The task =>
What is the count of lines in the listing below that hold the string "ΣΥΝΟΛΟ"? Reply with that number alone.

Data excerpts =>
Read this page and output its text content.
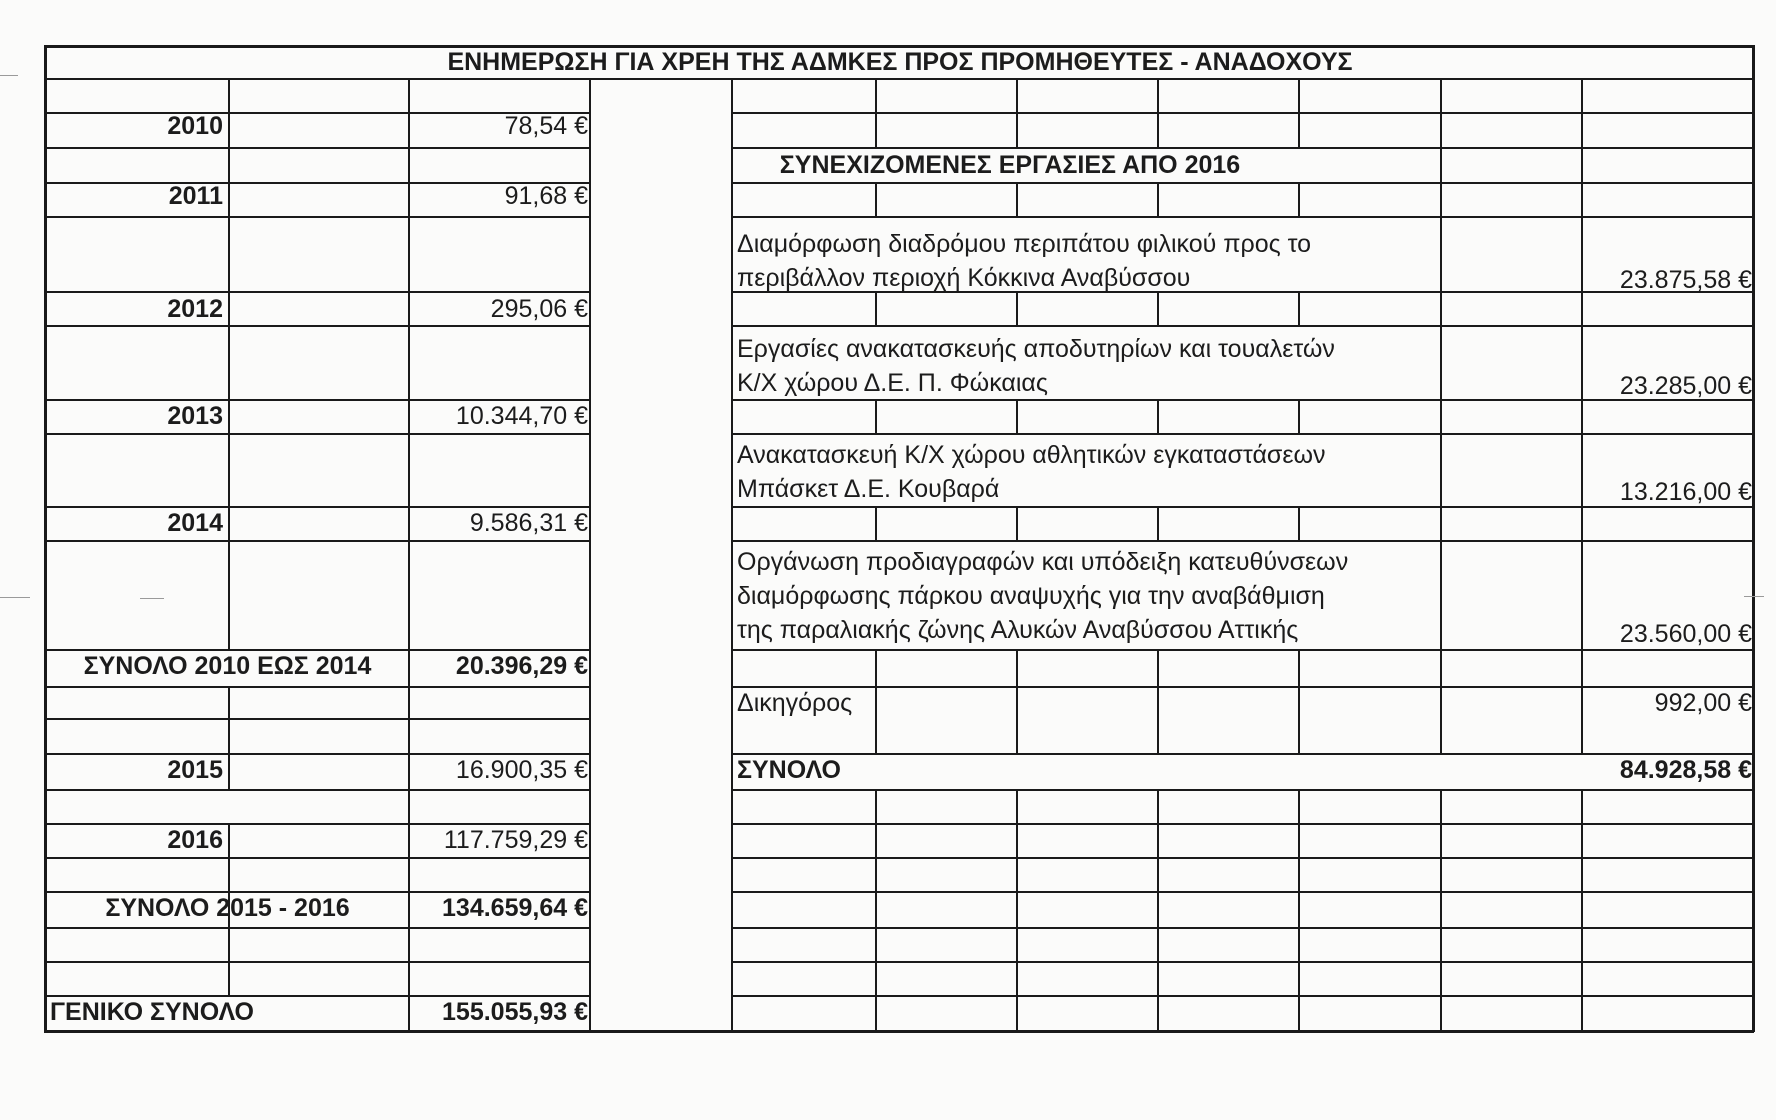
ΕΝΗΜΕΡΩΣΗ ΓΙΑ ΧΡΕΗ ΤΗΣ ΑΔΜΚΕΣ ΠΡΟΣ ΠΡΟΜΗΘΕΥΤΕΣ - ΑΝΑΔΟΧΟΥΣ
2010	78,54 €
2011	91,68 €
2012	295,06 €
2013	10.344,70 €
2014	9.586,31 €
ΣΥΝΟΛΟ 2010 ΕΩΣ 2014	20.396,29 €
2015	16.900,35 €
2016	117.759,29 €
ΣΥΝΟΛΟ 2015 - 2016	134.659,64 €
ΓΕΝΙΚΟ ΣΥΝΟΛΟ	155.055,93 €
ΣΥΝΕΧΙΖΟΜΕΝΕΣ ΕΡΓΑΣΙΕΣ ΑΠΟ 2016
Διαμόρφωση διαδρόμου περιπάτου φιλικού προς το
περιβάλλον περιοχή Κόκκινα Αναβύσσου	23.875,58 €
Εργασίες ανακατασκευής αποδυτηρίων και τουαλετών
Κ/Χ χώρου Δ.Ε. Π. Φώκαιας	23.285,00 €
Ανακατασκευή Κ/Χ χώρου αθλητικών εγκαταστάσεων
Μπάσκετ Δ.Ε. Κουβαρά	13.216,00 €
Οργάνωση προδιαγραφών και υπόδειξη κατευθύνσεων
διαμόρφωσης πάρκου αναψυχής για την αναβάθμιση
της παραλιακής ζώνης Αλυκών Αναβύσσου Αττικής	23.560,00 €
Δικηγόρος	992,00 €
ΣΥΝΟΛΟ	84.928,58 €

Solution below =>
4